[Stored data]
* * * * * * *

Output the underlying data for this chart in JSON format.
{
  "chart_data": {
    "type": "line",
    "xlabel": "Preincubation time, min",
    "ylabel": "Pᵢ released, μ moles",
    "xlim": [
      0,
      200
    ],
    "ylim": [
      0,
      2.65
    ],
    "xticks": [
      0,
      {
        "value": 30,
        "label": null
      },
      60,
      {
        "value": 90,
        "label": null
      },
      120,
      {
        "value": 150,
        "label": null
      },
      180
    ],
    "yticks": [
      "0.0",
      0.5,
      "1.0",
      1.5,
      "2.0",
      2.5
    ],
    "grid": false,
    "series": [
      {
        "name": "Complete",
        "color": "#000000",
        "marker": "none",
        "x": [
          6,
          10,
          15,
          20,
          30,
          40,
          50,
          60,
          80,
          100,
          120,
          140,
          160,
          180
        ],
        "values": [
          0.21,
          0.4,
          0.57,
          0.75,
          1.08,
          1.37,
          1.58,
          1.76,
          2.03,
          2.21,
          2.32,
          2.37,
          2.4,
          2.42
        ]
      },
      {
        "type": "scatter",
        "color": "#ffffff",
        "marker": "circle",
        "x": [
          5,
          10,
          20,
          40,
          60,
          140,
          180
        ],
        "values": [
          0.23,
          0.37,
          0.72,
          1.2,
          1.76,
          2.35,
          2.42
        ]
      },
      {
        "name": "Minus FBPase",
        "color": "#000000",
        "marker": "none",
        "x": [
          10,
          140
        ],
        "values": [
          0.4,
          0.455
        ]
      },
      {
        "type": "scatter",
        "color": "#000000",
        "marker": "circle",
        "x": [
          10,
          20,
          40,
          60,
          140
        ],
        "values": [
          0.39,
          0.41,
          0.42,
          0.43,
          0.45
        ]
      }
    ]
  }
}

* * * * * * *

## DO THIS
Extract the complete data, matching each line exactly.

## COMPLETED TASK
Output the underlying data for this chart in JSON format.
{
  "chart_data": {
    "type": "line",
    "xlabel": "Preincubation time, min",
    "ylabel": "Pᵢ released, μ moles",
    "xlim": [
      0,
      200
    ],
    "ylim": [
      0,
      2.65
    ],
    "xticks": [
      0,
      {
        "value": 30,
        "label": null
      },
      60,
      {
        "value": 90,
        "label": null
      },
      120,
      {
        "value": 150,
        "label": null
      },
      180
    ],
    "yticks": [
      "0.0",
      0.5,
      "1.0",
      1.5,
      "2.0",
      2.5
    ],
    "grid": false,
    "series": [
      {
        "name": "Complete",
        "color": "#000000",
        "marker": "none",
        "x": [
          6,
          10,
          15,
          20,
          30,
          40,
          50,
          60,
          80,
          100,
          120,
          140,
          160,
          180
        ],
        "values": [
          0.21,
          0.4,
          0.57,
          0.75,
          1.08,
          1.37,
          1.58,
          1.76,
          2.03,
          2.21,
          2.32,
          2.37,
          2.4,
          2.42
        ]
      },
      {
        "type": "scatter",
        "color": "#ffffff",
        "marker": "circle",
        "x": [
          5,
          10,
          20,
          40,
          60,
          140,
          180
        ],
        "values": [
          0.23,
          0.37,
          0.72,
          1.2,
          1.76,
          2.35,
          2.42
        ]
      },
      {
        "name": "Minus FBPase",
        "color": "#000000",
        "marker": "none",
        "x": [
          10,
          140
        ],
        "values": [
          0.4,
          0.455
        ]
      },
      {
        "type": "scatter",
        "color": "#000000",
        "marker": "circle",
        "x": [
          10,
          20,
          40,
          60,
          140
        ],
        "values": [
          0.39,
          0.41,
          0.42,
          0.43,
          0.45
        ]
      }
    ]
  }
}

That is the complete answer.